- [Task data]:
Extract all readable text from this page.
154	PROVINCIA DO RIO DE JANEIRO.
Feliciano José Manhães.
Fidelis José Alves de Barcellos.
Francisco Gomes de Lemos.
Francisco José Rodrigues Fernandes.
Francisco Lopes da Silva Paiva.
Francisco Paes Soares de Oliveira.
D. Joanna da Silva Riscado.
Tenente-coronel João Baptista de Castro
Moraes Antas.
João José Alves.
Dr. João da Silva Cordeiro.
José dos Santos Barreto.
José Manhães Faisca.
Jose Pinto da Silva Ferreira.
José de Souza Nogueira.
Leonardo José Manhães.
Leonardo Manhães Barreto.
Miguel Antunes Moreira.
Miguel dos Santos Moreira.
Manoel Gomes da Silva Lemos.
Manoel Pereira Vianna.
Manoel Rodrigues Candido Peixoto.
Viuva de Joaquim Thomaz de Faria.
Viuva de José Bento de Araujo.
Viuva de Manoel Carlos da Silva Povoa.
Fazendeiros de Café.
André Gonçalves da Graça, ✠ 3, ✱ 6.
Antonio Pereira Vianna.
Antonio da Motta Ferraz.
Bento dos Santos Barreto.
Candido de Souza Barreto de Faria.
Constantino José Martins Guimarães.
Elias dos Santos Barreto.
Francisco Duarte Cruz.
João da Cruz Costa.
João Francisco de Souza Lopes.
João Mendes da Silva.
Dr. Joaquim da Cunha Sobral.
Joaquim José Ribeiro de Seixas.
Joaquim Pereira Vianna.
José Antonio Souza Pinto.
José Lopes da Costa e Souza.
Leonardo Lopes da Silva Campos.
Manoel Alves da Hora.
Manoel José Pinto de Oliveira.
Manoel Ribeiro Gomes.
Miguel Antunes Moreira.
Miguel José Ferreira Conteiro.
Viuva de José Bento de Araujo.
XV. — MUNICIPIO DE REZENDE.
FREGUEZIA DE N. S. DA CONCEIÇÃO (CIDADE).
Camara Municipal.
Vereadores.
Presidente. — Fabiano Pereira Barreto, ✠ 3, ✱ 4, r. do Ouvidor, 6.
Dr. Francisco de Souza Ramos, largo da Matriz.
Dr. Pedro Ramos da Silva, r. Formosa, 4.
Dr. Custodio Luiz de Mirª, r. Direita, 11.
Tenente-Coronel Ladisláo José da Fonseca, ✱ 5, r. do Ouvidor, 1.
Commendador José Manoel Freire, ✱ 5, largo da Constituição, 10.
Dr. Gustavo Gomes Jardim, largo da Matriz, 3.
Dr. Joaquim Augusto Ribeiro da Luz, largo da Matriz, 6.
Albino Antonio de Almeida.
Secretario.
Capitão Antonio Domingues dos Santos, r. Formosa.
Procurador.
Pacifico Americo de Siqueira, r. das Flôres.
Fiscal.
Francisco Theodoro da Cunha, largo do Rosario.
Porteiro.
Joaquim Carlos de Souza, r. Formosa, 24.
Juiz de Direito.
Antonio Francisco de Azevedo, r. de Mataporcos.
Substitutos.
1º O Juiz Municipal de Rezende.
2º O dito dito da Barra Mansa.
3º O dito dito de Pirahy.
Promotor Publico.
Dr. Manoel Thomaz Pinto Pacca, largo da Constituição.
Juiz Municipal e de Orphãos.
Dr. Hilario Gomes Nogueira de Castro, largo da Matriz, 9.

- [Instructions for the task]:
Leave out every line without the string "Municipal" and copy the rest.

- [The solution]:
Camara Municipal.
1º O Juiz Municipal de Rezende.
Juiz Municipal e de Orphãos.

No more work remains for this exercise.